Exercise goal »
Exclude any images and output the remaining records exactly.

──────── Material provided

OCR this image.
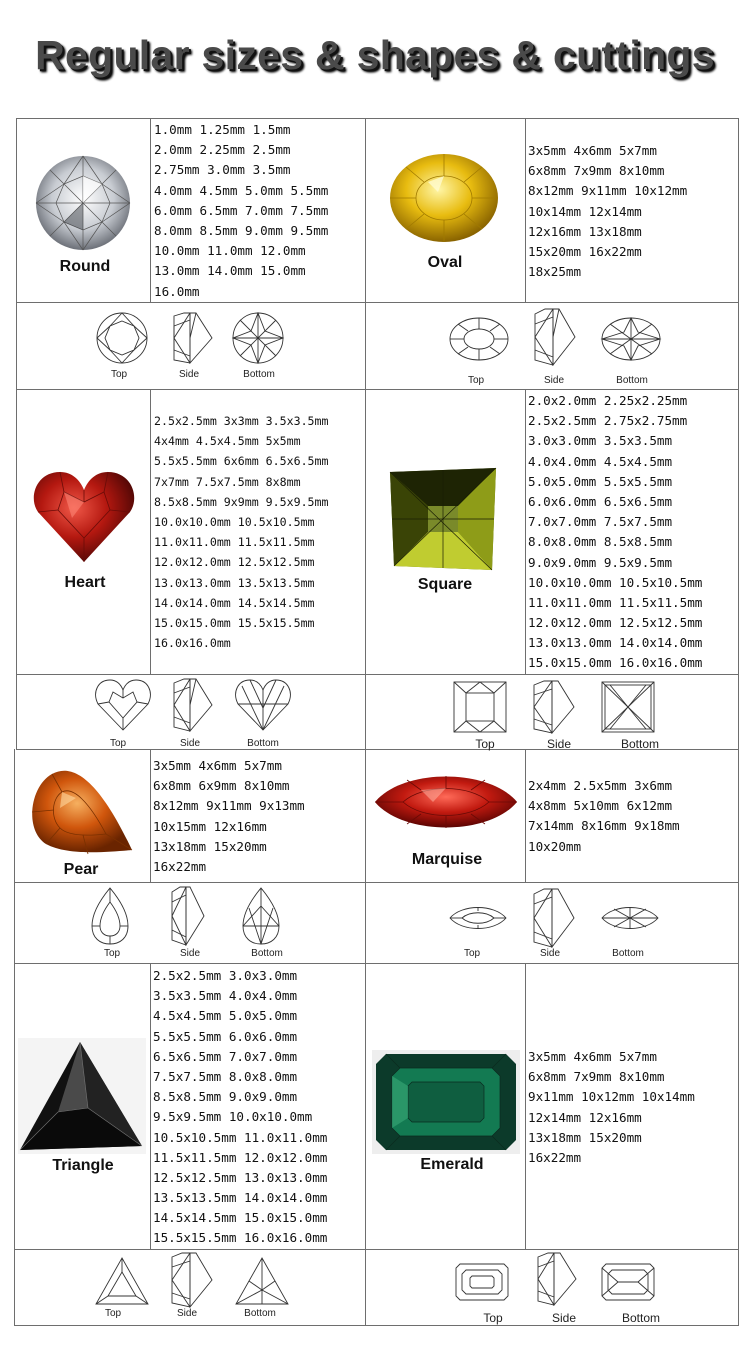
Regular sizes & shapes & cuttings
Round
1.0mm 1.25mm 1.5mm
2.0mm 2.25mm 2.5mm
2.75mm 3.0mm 3.5mm
4.0mm 4.5mm 5.0mm 5.5mm
6.0mm 6.5mm 7.0mm 7.5mm
8.0mm 8.5mm 9.0mm 9.5mm
10.0mm 11.0mm 12.0mm
13.0mm 14.0mm 15.0mm
16.0mm
Top	Side	Bottom
Oval
3x5mm 4x6mm 5x7mm
6x8mm 7x9mm 8x10mm
8x12mm 9x11mm 10x12mm
10x14mm 12x14mm
12x16mm 13x18mm
15x20mm 16x22mm
18x25mm
Top	Side	Bottom
Heart
2.5x2.5mm 3x3mm 3.5x3.5mm
4x4mm 4.5x4.5mm 5x5mm
5.5x5.5mm 6x6mm 6.5x6.5mm
7x7mm 7.5x7.5mm 8x8mm
8.5x8.5mm 9x9mm 9.5x9.5mm
10.0x10.0mm 10.5x10.5mm
11.0x11.0mm 11.5x11.5mm
12.0x12.0mm 12.5x12.5mm
13.0x13.0mm 13.5x13.5mm
14.0x14.0mm 14.5x14.5mm
15.0x15.0mm 15.5x15.5mm
16.0x16.0mm
Top	Side	Bottom
Square
2.0x2.0mm 2.25x2.25mm
2.5x2.5mm 2.75x2.75mm
3.0x3.0mm 3.5x3.5mm
4.0x4.0mm 4.5x4.5mm
5.0x5.0mm 5.5x5.5mm
6.0x6.0mm 6.5x6.5mm
7.0x7.0mm 7.5x7.5mm
8.0x8.0mm 8.5x8.5mm
9.0x9.0mm 9.5x9.5mm
10.0x10.0mm 10.5x10.5mm
11.0x11.0mm 11.5x11.5mm
12.0x12.0mm 12.5x12.5mm
13.0x13.0mm 14.0x14.0mm
15.0x15.0mm 16.0x16.0mm
Top	Side	Bottom
Pear
3x5mm 4x6mm 5x7mm
6x8mm 6x9mm 8x10mm
8x12mm 9x11mm 9x13mm
10x15mm 12x16mm
13x18mm 15x20mm
16x22mm
Top	Side	Bottom
Marquise
2x4mm 2.5x5mm 3x6mm
4x8mm 5x10mm 6x12mm
7x14mm 8x16mm 9x18mm
10x20mm
Top	Side	Bottom
Triangle
2.5x2.5mm 3.0x3.0mm
3.5x3.5mm 4.0x4.0mm
4.5x4.5mm 5.0x5.0mm
5.5x5.5mm 6.0x6.0mm
6.5x6.5mm 7.0x7.0mm
7.5x7.5mm 8.0x8.0mm
8.5x8.5mm 9.0x9.0mm
9.5x9.5mm 10.0x10.0mm
10.5x10.5mm 11.0x11.0mm
11.5x11.5mm 12.0x12.0mm
12.5x12.5mm 13.0x13.0mm
13.5x13.5mm 14.0x14.0mm
14.5x14.5mm 15.0x15.0mm
15.5x15.5mm 16.0x16.0mm
Top	Side	Bottom
Emerald
3x5mm 4x6mm 5x7mm
6x8mm 7x9mm 8x10mm
9x11mm 10x12mm 10x14mm
12x14mm 12x16mm
13x18mm 15x20mm
16x22mm
Top	Side	Bottom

────────────────

Answer to the task »
OCR this image.
Regular sizes & shapes & cuttings
Round
1.0mm 1.25mm 1.5mm
2.0mm 2.25mm 2.5mm
2.75mm 3.0mm 3.5mm
4.0mm 4.5mm 5.0mm 5.5mm
6.0mm 6.5mm 7.0mm 7.5mm
8.0mm 8.5mm 9.0mm 9.5mm
10.0mm 11.0mm 12.0mm
13.0mm 14.0mm 15.0mm
16.0mm
Top	Side	Bottom
Oval
3x5mm 4x6mm 5x7mm
6x8mm 7x9mm 8x10mm
8x12mm 9x11mm 10x12mm
10x14mm 12x14mm
12x16mm 13x18mm
15x20mm 16x22mm
18x25mm
Top	Side	Bottom
Heart
2.5x2.5mm 3x3mm 3.5x3.5mm
4x4mm 4.5x4.5mm 5x5mm
5.5x5.5mm 6x6mm 6.5x6.5mm
7x7mm 7.5x7.5mm 8x8mm
8.5x8.5mm 9x9mm 9.5x9.5mm
10.0x10.0mm 10.5x10.5mm
11.0x11.0mm 11.5x11.5mm
12.0x12.0mm 12.5x12.5mm
13.0x13.0mm 13.5x13.5mm
14.0x14.0mm 14.5x14.5mm
15.0x15.0mm 15.5x15.5mm
16.0x16.0mm
Top	Side	Bottom
Square
2.0x2.0mm 2.25x2.25mm
2.5x2.5mm 2.75x2.75mm
3.0x3.0mm 3.5x3.5mm
4.0x4.0mm 4.5x4.5mm
5.0x5.0mm 5.5x5.5mm
6.0x6.0mm 6.5x6.5mm
7.0x7.0mm 7.5x7.5mm
8.0x8.0mm 8.5x8.5mm
9.0x9.0mm 9.5x9.5mm
10.0x10.0mm 10.5x10.5mm
11.0x11.0mm 11.5x11.5mm
12.0x12.0mm 12.5x12.5mm
13.0x13.0mm 14.0x14.0mm
15.0x15.0mm 16.0x16.0mm
Top	Side	Bottom
Pear
3x5mm 4x6mm 5x7mm
6x8mm 6x9mm 8x10mm
8x12mm 9x11mm 9x13mm
10x15mm 12x16mm
13x18mm 15x20mm
16x22mm
Top	Side	Bottom
Marquise
2x4mm 2.5x5mm 3x6mm
4x8mm 5x10mm 6x12mm
7x14mm 8x16mm 9x18mm
10x20mm
Top	Side	Bottom
Triangle
2.5x2.5mm 3.0x3.0mm
3.5x3.5mm 4.0x4.0mm
4.5x4.5mm 5.0x5.0mm
5.5x5.5mm 6.0x6.0mm
6.5x6.5mm 7.0x7.0mm
7.5x7.5mm 8.0x8.0mm
8.5x8.5mm 9.0x9.0mm
9.5x9.5mm 10.0x10.0mm
10.5x10.5mm 11.0x11.0mm
11.5x11.5mm 12.0x12.0mm
12.5x12.5mm 13.0x13.0mm
13.5x13.5mm 14.0x14.0mm
14.5x14.5mm 15.0x15.0mm
15.5x15.5mm 16.0x16.0mm
Top	Side	Bottom
Emerald
3x5mm 4x6mm 5x7mm
6x8mm 7x9mm 8x10mm
9x11mm 10x12mm 10x14mm
12x14mm 12x16mm
13x18mm 15x20mm
16x22mm
Top	Side	Bottom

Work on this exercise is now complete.